__Records from a collection of figures__.
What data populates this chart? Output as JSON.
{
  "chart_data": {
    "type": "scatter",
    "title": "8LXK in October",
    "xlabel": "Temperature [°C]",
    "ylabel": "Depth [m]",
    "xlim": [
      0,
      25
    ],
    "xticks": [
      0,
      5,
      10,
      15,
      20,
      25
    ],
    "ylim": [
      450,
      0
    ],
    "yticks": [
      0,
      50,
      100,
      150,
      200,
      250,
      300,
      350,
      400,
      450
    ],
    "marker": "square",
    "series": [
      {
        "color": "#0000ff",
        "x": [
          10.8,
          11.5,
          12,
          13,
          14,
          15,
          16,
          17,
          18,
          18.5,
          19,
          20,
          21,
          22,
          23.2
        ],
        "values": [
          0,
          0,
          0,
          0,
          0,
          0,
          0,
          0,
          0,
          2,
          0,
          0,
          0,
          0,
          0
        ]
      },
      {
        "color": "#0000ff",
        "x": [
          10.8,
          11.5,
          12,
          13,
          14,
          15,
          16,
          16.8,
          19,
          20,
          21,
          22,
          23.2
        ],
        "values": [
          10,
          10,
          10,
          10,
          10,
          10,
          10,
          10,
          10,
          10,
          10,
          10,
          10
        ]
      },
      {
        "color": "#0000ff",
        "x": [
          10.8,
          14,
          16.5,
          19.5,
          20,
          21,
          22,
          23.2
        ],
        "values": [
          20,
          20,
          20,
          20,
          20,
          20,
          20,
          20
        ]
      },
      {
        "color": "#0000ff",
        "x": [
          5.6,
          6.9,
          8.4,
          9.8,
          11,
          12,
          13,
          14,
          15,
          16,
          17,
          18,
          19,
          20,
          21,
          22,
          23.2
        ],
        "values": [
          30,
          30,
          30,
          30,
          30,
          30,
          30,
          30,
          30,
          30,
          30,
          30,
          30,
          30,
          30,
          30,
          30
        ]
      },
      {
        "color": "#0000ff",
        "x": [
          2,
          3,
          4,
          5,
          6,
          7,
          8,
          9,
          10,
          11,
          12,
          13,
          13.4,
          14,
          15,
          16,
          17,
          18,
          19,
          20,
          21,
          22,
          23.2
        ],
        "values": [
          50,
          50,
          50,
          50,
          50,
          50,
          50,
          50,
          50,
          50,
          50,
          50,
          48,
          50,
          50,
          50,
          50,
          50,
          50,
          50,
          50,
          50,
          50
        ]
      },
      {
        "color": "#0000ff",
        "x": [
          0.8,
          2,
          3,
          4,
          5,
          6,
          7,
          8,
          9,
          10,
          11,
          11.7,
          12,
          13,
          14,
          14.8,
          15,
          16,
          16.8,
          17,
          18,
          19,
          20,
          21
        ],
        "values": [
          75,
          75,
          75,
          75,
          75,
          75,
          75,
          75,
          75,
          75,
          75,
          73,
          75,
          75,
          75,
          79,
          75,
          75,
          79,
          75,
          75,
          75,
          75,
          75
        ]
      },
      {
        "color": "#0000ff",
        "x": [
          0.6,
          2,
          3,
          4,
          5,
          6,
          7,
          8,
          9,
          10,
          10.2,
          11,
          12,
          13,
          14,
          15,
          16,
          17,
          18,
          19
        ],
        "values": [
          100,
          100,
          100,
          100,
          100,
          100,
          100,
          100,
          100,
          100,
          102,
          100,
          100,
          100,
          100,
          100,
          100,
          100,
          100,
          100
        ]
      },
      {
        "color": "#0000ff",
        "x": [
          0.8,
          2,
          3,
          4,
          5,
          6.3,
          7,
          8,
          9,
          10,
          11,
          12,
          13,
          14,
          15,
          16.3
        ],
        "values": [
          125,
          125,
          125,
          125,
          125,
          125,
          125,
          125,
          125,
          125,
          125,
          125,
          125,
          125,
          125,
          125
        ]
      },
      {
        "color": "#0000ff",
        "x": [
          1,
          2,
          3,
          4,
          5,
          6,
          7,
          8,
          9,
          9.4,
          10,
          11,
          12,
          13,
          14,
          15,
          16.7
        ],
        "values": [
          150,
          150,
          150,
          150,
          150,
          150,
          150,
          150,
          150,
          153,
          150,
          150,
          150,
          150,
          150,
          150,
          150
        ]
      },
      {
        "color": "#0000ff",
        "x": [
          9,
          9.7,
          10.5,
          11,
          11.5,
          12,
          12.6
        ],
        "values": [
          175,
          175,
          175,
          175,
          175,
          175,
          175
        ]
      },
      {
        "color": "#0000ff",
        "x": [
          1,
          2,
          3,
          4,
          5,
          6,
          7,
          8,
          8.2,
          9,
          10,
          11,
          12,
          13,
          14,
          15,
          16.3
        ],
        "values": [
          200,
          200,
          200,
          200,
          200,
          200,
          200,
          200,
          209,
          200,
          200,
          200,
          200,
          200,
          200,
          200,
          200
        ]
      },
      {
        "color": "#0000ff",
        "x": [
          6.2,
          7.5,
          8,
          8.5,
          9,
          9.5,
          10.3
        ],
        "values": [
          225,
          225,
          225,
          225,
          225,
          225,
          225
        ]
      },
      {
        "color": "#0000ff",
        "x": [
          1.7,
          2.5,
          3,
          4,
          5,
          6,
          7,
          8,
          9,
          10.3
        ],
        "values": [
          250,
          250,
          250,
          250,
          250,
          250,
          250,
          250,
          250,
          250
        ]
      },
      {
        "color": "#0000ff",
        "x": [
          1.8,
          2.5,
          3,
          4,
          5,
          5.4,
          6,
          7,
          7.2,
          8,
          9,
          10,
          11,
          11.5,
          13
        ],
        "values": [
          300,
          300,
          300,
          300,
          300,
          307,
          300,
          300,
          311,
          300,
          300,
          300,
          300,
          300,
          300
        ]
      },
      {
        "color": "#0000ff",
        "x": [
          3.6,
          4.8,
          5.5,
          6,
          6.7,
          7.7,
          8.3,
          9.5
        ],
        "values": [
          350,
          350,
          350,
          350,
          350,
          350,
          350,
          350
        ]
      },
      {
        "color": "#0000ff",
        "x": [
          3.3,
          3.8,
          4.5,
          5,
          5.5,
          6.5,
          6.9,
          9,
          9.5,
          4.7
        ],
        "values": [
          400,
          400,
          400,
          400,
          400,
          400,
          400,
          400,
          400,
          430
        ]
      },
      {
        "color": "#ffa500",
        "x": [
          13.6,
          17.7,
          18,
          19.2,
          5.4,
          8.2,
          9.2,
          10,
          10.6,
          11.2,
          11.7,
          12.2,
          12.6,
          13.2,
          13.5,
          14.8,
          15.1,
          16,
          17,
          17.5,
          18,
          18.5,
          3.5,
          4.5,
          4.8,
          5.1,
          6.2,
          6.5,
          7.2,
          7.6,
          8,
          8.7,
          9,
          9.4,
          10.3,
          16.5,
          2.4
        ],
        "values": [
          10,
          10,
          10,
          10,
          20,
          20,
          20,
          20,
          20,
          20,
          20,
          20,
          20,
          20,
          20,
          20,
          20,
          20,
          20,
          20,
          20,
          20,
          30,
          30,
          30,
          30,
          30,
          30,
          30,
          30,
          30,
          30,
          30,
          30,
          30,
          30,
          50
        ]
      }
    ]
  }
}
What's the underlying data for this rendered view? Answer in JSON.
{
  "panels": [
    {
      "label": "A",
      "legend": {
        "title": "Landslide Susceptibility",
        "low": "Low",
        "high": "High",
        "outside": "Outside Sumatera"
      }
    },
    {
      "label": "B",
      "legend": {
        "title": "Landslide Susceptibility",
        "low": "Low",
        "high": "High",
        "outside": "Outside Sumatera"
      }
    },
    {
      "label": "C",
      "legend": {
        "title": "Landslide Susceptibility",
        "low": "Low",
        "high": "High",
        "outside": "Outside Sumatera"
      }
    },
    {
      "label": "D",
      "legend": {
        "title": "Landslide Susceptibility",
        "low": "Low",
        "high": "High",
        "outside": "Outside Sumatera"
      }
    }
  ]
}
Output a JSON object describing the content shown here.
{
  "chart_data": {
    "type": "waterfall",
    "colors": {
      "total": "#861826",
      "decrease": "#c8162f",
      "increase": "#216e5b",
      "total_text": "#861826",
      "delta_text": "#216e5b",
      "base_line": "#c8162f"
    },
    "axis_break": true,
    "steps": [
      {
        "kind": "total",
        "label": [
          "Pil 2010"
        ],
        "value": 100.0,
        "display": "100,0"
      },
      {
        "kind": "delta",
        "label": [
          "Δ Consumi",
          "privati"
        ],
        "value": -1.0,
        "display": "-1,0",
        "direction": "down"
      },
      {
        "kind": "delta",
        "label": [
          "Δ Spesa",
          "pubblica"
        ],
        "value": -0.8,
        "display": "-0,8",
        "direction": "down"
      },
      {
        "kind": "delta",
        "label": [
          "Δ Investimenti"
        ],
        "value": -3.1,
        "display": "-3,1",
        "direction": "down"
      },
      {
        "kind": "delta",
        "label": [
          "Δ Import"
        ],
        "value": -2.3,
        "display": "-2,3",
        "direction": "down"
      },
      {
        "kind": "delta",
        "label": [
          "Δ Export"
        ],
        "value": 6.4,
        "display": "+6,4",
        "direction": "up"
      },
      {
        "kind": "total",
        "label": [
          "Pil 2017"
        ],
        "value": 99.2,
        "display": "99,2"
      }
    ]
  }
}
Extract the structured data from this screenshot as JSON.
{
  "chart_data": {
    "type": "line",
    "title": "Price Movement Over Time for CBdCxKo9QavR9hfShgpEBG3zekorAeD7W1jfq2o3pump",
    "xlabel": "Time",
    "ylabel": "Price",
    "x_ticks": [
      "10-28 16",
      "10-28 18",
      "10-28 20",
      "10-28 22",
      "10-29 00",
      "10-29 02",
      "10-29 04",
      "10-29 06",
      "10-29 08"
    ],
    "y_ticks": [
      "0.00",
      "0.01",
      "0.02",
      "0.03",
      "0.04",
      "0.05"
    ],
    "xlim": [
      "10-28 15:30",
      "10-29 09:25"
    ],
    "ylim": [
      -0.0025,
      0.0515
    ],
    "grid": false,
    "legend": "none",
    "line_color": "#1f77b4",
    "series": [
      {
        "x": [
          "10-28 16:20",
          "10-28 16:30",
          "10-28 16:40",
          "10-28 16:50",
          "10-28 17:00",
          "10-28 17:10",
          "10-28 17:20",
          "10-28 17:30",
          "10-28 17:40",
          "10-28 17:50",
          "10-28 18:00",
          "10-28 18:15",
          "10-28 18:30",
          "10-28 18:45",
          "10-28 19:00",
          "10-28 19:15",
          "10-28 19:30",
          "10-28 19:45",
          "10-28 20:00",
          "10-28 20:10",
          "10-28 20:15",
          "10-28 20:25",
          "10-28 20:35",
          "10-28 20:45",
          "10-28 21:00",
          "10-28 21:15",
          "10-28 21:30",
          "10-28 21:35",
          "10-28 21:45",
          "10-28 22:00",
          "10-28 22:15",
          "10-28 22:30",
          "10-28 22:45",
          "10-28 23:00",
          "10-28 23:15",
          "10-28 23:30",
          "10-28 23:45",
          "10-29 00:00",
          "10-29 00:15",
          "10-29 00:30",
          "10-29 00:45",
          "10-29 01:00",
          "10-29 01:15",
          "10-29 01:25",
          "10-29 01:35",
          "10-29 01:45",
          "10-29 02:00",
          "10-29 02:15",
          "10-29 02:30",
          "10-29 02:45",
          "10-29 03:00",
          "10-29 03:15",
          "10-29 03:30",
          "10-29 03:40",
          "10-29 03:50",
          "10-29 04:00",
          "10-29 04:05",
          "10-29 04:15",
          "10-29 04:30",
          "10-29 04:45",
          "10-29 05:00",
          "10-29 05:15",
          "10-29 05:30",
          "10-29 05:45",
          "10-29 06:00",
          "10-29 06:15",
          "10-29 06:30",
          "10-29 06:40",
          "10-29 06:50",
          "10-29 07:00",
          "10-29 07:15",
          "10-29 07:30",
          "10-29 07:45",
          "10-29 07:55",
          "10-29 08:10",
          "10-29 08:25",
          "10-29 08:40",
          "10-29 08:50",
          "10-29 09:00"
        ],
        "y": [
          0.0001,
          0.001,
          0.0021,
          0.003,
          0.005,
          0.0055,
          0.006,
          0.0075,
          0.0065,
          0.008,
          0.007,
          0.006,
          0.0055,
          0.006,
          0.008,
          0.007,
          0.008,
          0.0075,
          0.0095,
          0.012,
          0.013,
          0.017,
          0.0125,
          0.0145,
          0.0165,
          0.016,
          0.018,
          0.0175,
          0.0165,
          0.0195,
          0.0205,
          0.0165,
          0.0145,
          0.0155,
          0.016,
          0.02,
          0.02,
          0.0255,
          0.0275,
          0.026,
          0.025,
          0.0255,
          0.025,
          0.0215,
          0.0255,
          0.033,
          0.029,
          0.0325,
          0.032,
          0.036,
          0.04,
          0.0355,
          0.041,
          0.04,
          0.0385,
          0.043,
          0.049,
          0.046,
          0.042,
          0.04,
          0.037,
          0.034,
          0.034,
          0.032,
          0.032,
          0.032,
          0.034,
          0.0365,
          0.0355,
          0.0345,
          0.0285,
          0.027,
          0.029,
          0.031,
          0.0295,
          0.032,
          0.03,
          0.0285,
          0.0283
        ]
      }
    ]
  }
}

__AIM__.
Filter the entries down to the lines with the word "JSON" in them.

__RIGHT ANSWER__.
What data populates this chart? Output as JSON.
What's the underlying data for this rendered view? Answer in JSON.
Output a JSON object describing the content shown here.
Extract the structured data from this screenshot as JSON.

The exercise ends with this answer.